La Asamblea Nacional de Corea del Sur aprobó este jueves un proyecto de ley especial para crear una corporación estatal encargada de gestionar el ambicioso compromiso de inversión de 350.000 millones de dólares que Seúl asumió ante Washington el año pasado. La norma, respaldada de forma transversal por el gobernante Partido Democrático y la principal fuerza opositora, el Partido del Poder Popular, fue adoptada con 226 votos a favor y apenas 8 en contra.
El paquete de inversión se divide en dos grandes componentes: 200.000 millones de dólares destinados a sectores estratégicos como semiconductores y otras industrias de alta tecnología en suelo estadounidense, y otros 150.000 millones orientados a la cooperación en el sector de la construcción naval. Para salvaguardar las reservas de divisas del país, el acuerdo fija un tope de 20.000 millones de dólares anuales en desembolsos.
La nueva entidad pública, que contará con una plantilla de cincuenta empleados y un capital inicial de dos billones de wones (aproximadamente 1.360 millones de dólares) aportados íntegramente por el gobierno, tendrá por misión evaluar proyectos de inversión y coordinar las gestiones con las autoridades comerciales de ambos países. La legislación establece además que tres de sus directivos deberán acreditar al menos diez años de experiencia en el sector financiero o en industrias estratégicas, con el fin de evitar designaciones por afinidad política.

....................

→ Ejercicio A
Contesta estas preguntas según la noticia:
(i) ¿Con cuántos votos a favor se aprobó la ley?
(ii) ¿Qué tope anual de desembolsos fija el acuerdo?
(iii) ¿Cuántos empleados tendrá la nueva entidad pública?
→ Ejercicio B
Según la noticia, ¿por qué tres de los directivos de la nueva entidad deben tener al menos diez años de experiencia en el sector financiero o en industrias estratégicas? Responde en una a tres oraciones.
→ Ejercicio C
Devuelve sin cambios el fragmento de la noticia que va de "La nueva entidad" a "por afinidad política.", ambos incluidos.

→ Datos proporcionados

....................

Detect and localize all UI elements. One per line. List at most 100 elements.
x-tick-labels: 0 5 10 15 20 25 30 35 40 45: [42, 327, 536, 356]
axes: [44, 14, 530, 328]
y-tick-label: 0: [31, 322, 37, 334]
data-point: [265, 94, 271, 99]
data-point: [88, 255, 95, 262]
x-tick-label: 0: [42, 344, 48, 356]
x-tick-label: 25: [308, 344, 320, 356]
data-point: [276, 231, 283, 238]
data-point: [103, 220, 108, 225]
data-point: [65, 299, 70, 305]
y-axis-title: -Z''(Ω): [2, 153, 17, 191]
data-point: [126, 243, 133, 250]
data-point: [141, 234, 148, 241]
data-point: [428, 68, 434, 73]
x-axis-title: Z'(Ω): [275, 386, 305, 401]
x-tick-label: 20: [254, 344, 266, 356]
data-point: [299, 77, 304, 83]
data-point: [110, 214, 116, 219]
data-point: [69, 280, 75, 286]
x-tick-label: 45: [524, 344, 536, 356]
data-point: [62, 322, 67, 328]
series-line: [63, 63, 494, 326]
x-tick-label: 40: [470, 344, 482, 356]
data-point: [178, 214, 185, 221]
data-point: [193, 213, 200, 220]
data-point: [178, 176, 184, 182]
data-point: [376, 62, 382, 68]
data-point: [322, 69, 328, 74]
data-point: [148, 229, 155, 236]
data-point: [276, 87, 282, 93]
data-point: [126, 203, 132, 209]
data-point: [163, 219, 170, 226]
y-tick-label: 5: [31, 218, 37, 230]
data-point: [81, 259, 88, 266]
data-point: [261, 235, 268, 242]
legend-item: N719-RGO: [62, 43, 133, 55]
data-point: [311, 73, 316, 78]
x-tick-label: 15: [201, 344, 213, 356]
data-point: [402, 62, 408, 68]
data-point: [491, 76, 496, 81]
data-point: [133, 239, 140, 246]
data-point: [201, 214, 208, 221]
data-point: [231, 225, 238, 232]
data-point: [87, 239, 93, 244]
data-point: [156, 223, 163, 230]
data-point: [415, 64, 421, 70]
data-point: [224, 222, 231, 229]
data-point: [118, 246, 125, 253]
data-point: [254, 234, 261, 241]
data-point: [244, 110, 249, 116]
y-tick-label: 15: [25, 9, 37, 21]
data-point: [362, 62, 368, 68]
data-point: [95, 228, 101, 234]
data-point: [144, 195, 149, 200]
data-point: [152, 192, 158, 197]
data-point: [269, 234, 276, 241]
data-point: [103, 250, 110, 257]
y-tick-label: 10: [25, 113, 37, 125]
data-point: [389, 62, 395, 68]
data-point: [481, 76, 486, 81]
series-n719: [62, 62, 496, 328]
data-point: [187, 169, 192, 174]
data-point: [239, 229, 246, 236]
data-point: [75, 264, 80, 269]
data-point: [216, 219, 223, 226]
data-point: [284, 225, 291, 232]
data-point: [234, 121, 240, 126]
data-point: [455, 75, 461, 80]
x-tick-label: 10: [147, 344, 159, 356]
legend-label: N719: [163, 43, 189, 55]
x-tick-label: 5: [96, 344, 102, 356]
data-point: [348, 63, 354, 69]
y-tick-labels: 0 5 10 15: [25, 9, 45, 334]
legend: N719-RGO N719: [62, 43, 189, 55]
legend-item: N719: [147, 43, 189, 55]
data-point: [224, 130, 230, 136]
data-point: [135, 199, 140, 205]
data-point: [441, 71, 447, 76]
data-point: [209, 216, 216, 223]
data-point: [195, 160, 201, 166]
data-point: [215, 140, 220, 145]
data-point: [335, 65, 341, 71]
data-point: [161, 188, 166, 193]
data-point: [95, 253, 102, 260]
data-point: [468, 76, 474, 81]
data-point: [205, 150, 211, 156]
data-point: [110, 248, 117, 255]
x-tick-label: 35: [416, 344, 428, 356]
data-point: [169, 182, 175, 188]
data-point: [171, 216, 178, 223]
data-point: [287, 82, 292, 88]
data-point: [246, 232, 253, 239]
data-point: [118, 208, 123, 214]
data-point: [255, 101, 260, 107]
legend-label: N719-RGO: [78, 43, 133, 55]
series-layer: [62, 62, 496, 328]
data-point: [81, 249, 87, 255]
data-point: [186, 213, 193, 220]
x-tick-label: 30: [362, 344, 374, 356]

....................

→ Resultado del ejercicio A
(i) Con 226 votos a favor.
(ii) 20.000 millones de dólares al año.
(iii) Cincuenta empleados.

→ Resultado del ejercicio B
La ley lo exige para evitar que los cargos se repartan por afinidad política.

→ Resultado del ejercicio C
La nueva entidad pública, que contará con una plantilla de cincuenta empleados y un capital inicial de dos billones de wones (aproximadamente 1.360 millones de dólares) aportados íntegramente por el gobierno, tendrá por misión evaluar proyectos de inversión y coordinar las gestiones con las autoridades comerciales de ambos países. La legislación establece además que tres de sus directivos deberán acreditar al menos diez años de experiencia en el sector financiero o en industrias estratégicas, con el fin de evitar designaciones por afinidad política.